Stated goal → Transcribe all the entries word for word, skipping the pictures.

Provided information →

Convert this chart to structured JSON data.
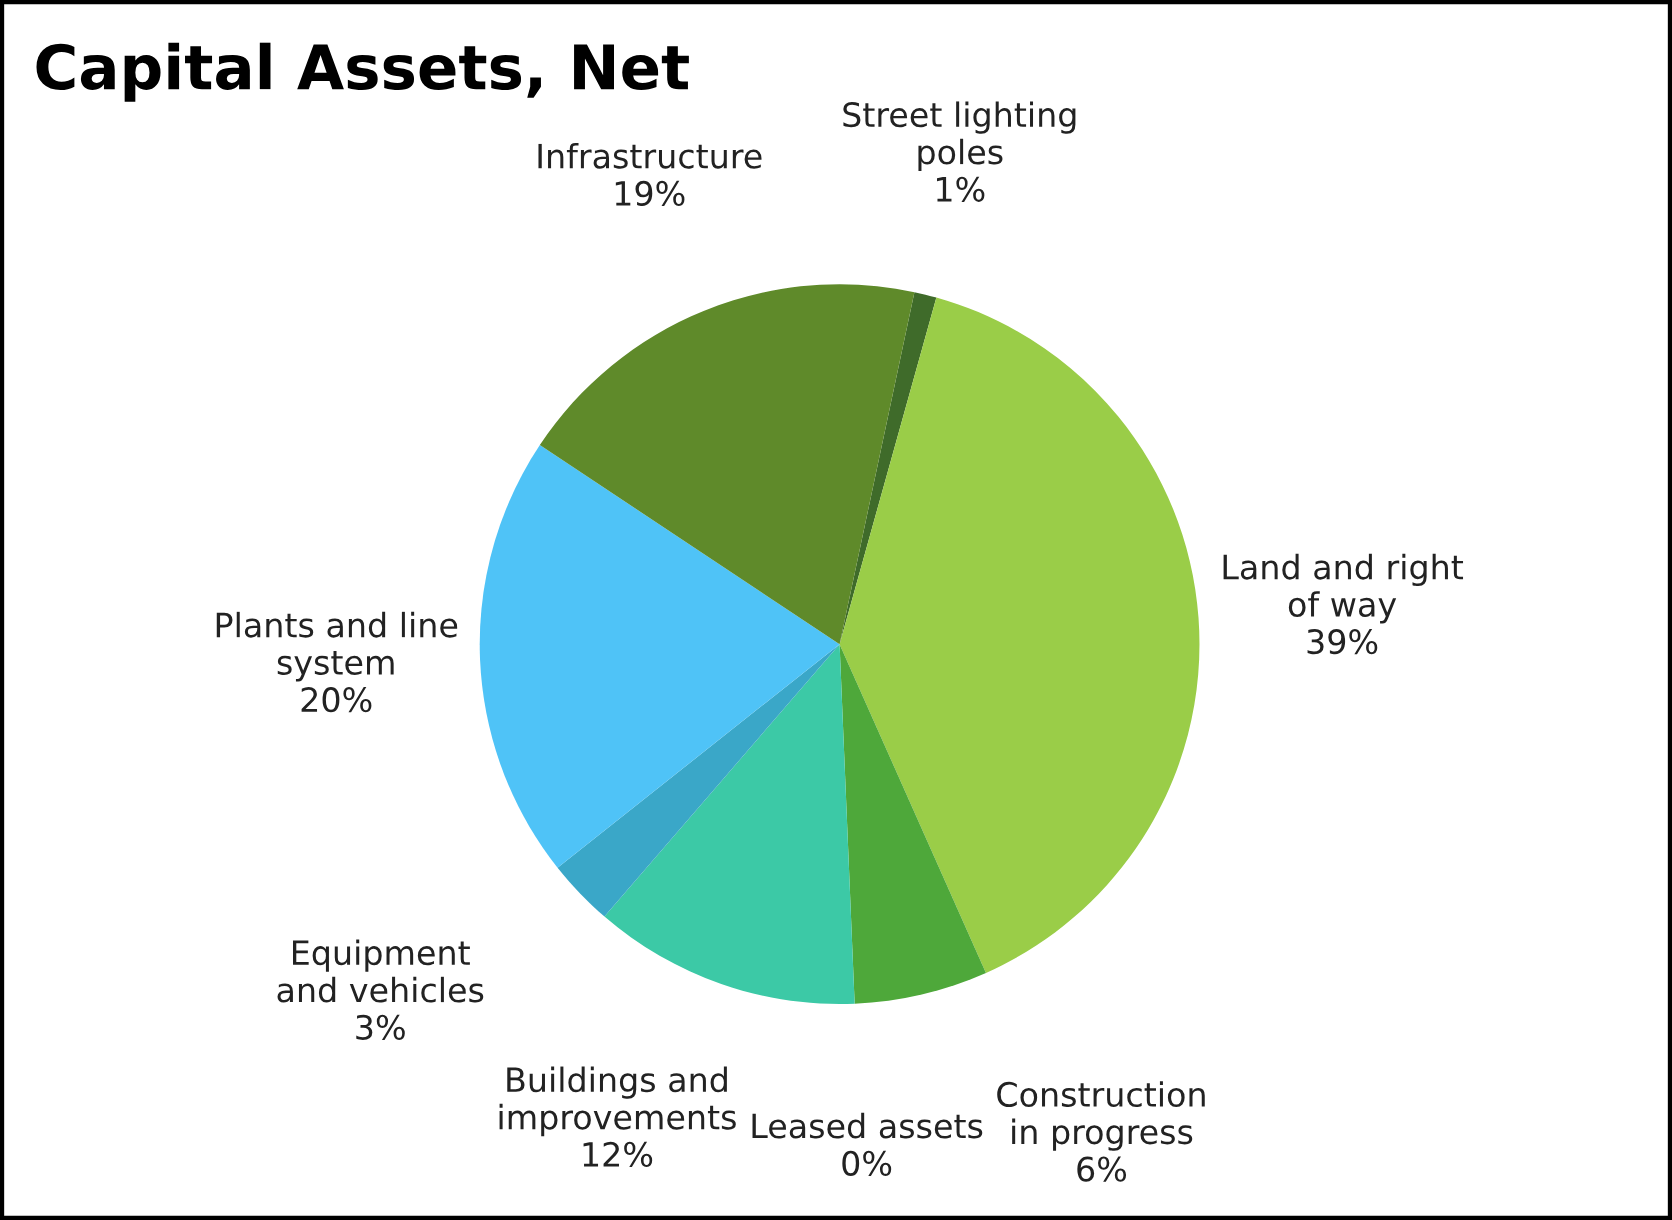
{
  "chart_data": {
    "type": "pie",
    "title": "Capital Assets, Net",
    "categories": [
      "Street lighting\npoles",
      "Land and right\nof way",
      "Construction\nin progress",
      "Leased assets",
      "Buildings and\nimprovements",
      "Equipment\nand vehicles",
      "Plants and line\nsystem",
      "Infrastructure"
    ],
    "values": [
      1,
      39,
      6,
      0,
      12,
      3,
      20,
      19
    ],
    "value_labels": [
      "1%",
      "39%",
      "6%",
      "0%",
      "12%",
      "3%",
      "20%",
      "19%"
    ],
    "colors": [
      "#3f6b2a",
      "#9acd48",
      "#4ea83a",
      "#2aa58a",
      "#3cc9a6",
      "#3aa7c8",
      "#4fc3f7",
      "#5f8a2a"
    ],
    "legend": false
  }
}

Expected answer →
Convert this chart to structured JSON data.
{
  "chart_data": {
    "type": "pie",
    "title": "Capital Assets, Net",
    "categories": [
      "Street lighting\npoles",
      "Land and right\nof way",
      "Construction\nin progress",
      "Leased assets",
      "Buildings and\nimprovements",
      "Equipment\nand vehicles",
      "Plants and line\nsystem",
      "Infrastructure"
    ],
    "values": [
      1,
      39,
      6,
      0,
      12,
      3,
      20,
      19
    ],
    "value_labels": [
      "1%",
      "39%",
      "6%",
      "0%",
      "12%",
      "3%",
      "20%",
      "19%"
    ],
    "colors": [
      "#3f6b2a",
      "#9acd48",
      "#4ea83a",
      "#2aa58a",
      "#3cc9a6",
      "#3aa7c8",
      "#4fc3f7",
      "#5f8a2a"
    ],
    "legend": false
  }
}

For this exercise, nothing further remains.